# Written exercise:
From the entries below, report how many lines contain the string "Library". Give only that number.

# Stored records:
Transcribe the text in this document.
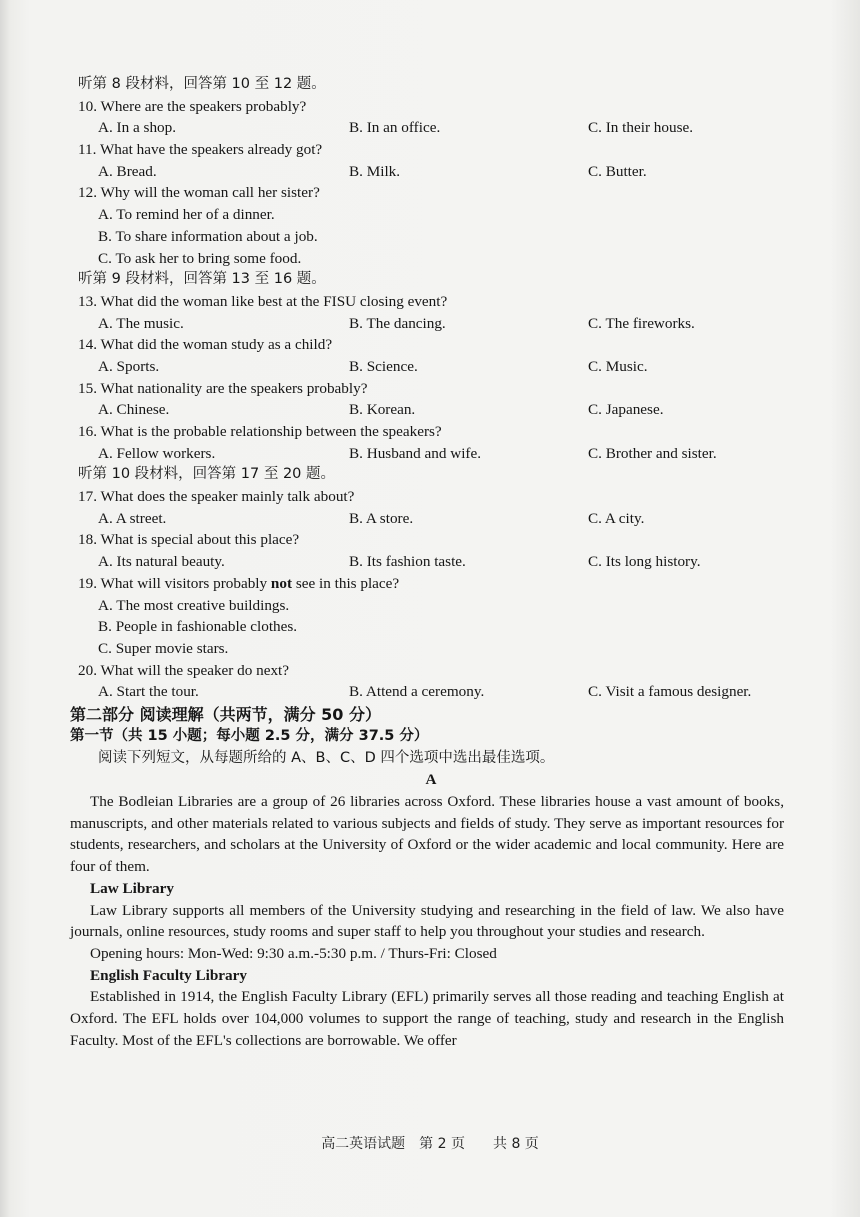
听第 8 段材料，回答第 10 至 12 题。
10. Where are the speakers probably?
A. In a shop.	B. In an office.	C. In their house.
11. What have the speakers already got?
A. Bread.	B. Milk.	C. Butter.
12. Why will the woman call her sister?
A. To remind her of a dinner.
B. To share information about a job.
C. To ask her to bring some food.
听第 9 段材料，回答第 13 至 16 题。
13. What did the woman like best at the FISU closing event?
A. The music.	B. The dancing.	C. The fireworks.
14. What did the woman study as a child?
A. Sports.	B. Science.	C. Music.
15. What nationality are the speakers probably?
A. Chinese.	B. Korean.	C. Japanese.
16. What is the probable relationship between the speakers?
A. Fellow workers.	B. Husband and wife.	C. Brother and sister.
听第 10 段材料，回答第 17 至 20 题。
17. What does the speaker mainly talk about?
A. A street.	B. A store.	C. A city.
18. What is special about this place?
A. Its natural beauty.	B. Its fashion taste.	C. Its long history.
19. What will visitors probably not see in this place?
A. The most creative buildings.
B. People in fashionable clothes.
C. Super movie stars.
20. What will the speaker do next?
A. Start the tour.	B. Attend a ceremony.	C. Visit a famous designer.
第二部分 阅读理解（共两节，满分 50 分）
第一节（共 15 小题；每小题 2.5 分，满分 37.5 分）
阅读下列短文，从每题所给的 A、B、C、D 四个选项中选出最佳选项。
A
The Bodleian Libraries are a group of 26 libraries across Oxford. These libraries house a vast amount of books, manuscripts, and other materials related to various subjects and fields of study. They serve as important resources for students, researchers, and scholars at the University of Oxford or the wider academic and local community. Here are four of them.
Law Library
Law Library supports all members of the University studying and researching in the field of law. We also have journals, online resources, study rooms and super staff to help you throughout your studies and research.
Opening hours: Mon-Wed: 9:30 a.m.-5:30 p.m. / Thurs-Fri: Closed
English Faculty Library
Established in 1914, the English Faculty Library (EFL) primarily serves all those reading and teaching English at Oxford. The EFL holds over 104,000 volumes to support the range of teaching, study and research in the English Faculty. Most of the EFL's collections are borrowable. We offer
高二英语试题　第 2 页　　共 8 页
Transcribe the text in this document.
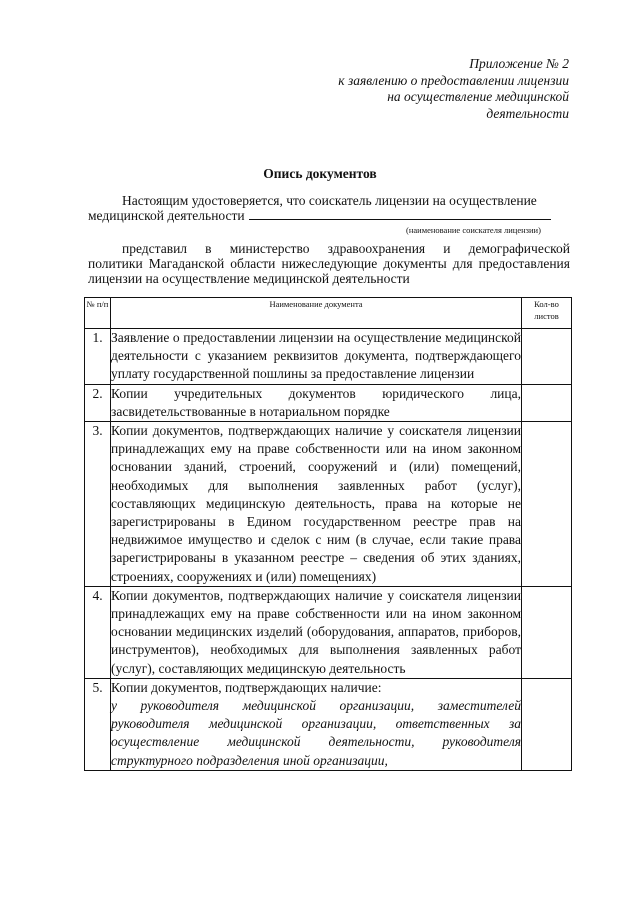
Приложение № 2
к заявлению о предоставлении лицензии
на осуществление медицинской
деятельности
Опись документов
Настоящим удостоверяется, что соискатель лицензии на осуществление
медицинской деятельности
(наименование соискателя лицензии)
представил в министерство здравоохранения и демографической
политики Магаданской области нижеследующие документы для предоставления лицензии на осуществление медицинской деятельности
№ п/п	Наименование документа	Кол-во листов
1.	Заявление о предоставлении лицензии на осуществление медицинской деятельности с указанием реквизитов документа, подтверждающего уплату государственной пошлины за предоставление лицензии	
2.	Копии учредительных документов юридического лица, засвидетельствованные в нотариальном порядке	
3.	Копии документов, подтверждающих наличие у соискателя лицензии принадлежащих ему на праве собственности или на ином законном основании зданий, строений, сооружений и (или) помещений, необходимых для выполнения заявленных работ (услуг), составляющих медицинскую деятельность, права на которые не зарегистрированы в Едином государственном реестре прав на недвижимое имущество и сделок с ним (в случае, если такие права зарегистрированы в указанном реестре – сведения об этих зданиях, строениях, сооружениях и (или) помещениях)	
4.	Копии документов, подтверждающих наличие у соискателя лицензии принадлежащих ему на праве собственности или на ином законном основании медицинских изделий (оборудования, аппаратов, приборов, инструментов), необходимых для выполнения заявленных работ (услуг), составляющих медицинскую деятельность	
5.	Копии документов, подтверждающих наличие:
у руководителя медицинской организации, заместителей руководителя медицинской организации, ответственных за осуществление медицинской деятельности, руководителя структурного подразделения иной организации,	
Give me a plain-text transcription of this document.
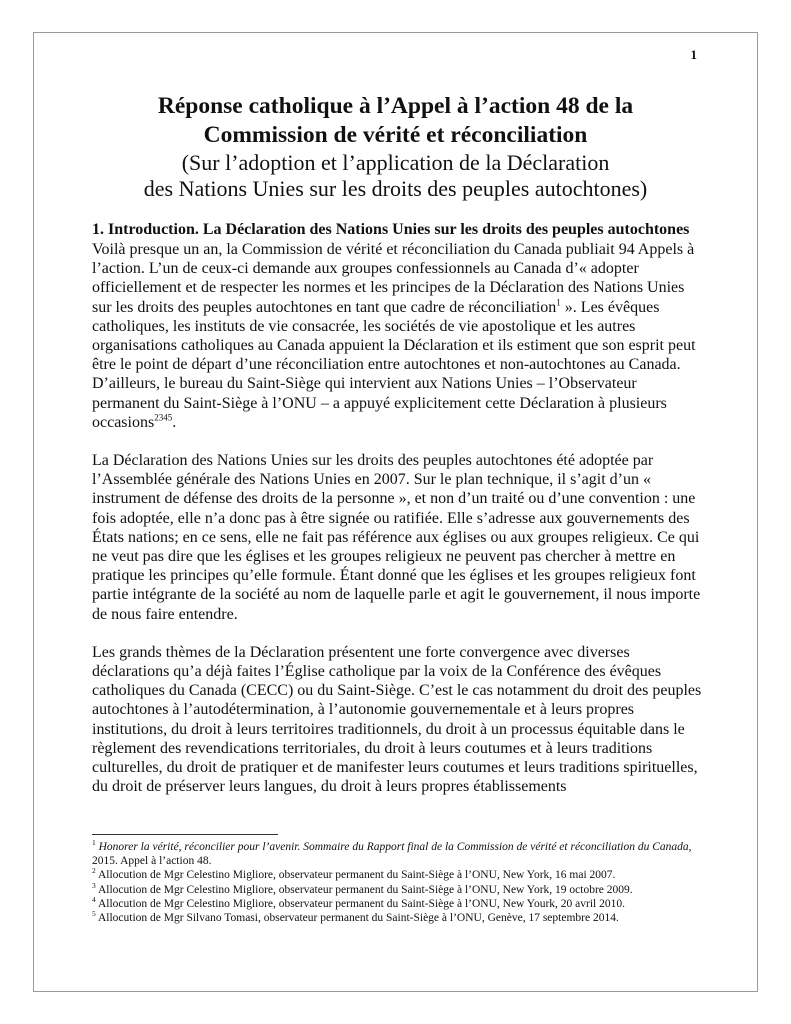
1
Réponse catholique à l’Appel à l’action 48 de la
Commission de vérité et réconciliation
(Sur l’adoption et l’application de la Déclaration
des Nations Unies sur les droits des peuples autochtones)
1. Introduction. La Déclaration des Nations Unies sur les droits des peuples autochtones

Voilà presque un an, la Commission de vérité et réconciliation du Canada publiait 94 Appels à l’action. L’un de ceux-ci demande aux groupes confessionnels au Canada d’« adopter officiellement et de respecter les normes et les principes de la Déclaration des Nations Unies sur les droits des peuples autochtones en tant que cadre de réconciliation$^1$ ». Les évêques catholiques, les instituts de vie consacrée, les sociétés de vie apostolique et les autres organisations catholiques au Canada appuient la Déclaration et ils estiment que son esprit peut être le point de départ d’une réconciliation entre autochtones et non-autochtones au Canada. D’ailleurs, le bureau du Saint-Siège qui intervient aux Nations Unies – l’Observateur permanent du Saint-Siège à l’ONU – a appuyé explicitement cette Déclaration à plusieurs occasions$^{2345}$.

La Déclaration des Nations Unies sur les droits des peuples autochtones été adoptée par l’Assemblée générale des Nations Unies en 2007. Sur le plan technique, il s’agit d’un « instrument de défense des droits de la personne », et non d’un traité ou d’une convention : une fois adoptée, elle n’a donc pas à être signée ou ratifiée. Elle s’adresse aux gouvernements des États nations; en ce sens, elle ne fait pas référence aux églises ou aux groupes religieux. Ce qui ne veut pas dire que les églises et les groupes religieux ne peuvent pas chercher à mettre en pratique les principes qu’elle formule. Étant donné que les églises et les groupes religieux font partie intégrante de la société au nom de laquelle parle et agit le gouvernement, il nous importe de nous faire entendre.

Les grands thèmes de la Déclaration présentent une forte convergence avec diverses déclarations qu’a déjà faites l’Église catholique par la voix de la Conférence des évêques catholiques du Canada (CECC) ou du Saint-Siège. C’est le cas notamment du droit des peuples autochtones à l’autodétermination, à l’autonomie gouvernementale et à leurs propres institutions, du droit à leurs territoires traditionnels, du droit à un processus équitable dans le règlement des revendications territoriales, du droit à leurs coutumes et à leurs traditions culturelles, du droit de pratiquer et de manifester leurs coutumes et leurs traditions spirituelles, du droit de préserver leurs langues, du droit à leurs propres établissements

$^1$ Honorer la vérité, réconcilier pour l’avenir. Sommaire du Rapport final de la Commission de vérité et réconciliation du Canada, 2015. Appel à l’action 48.

$^2$ Allocution de Mgr Celestino Migliore, observateur permanent du Saint-Siège à l’ONU, New York, 16 mai 2007.

$^3$ Allocution de Mgr Celestino Migliore, observateur permanent du Saint-Siège à l’ONU, New York, 19 octobre 2009.

$^4$ Allocution de Mgr Celestino Migliore, observateur permanent du Saint-Siège à l’ONU, New Yourk, 20 avril 2010.

$^5$ Allocution de Mgr Silvano Tomasi, observateur permanent du Saint-Siège à l’ONU, Genève, 17 septembre 2014.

# Answer to the task:
4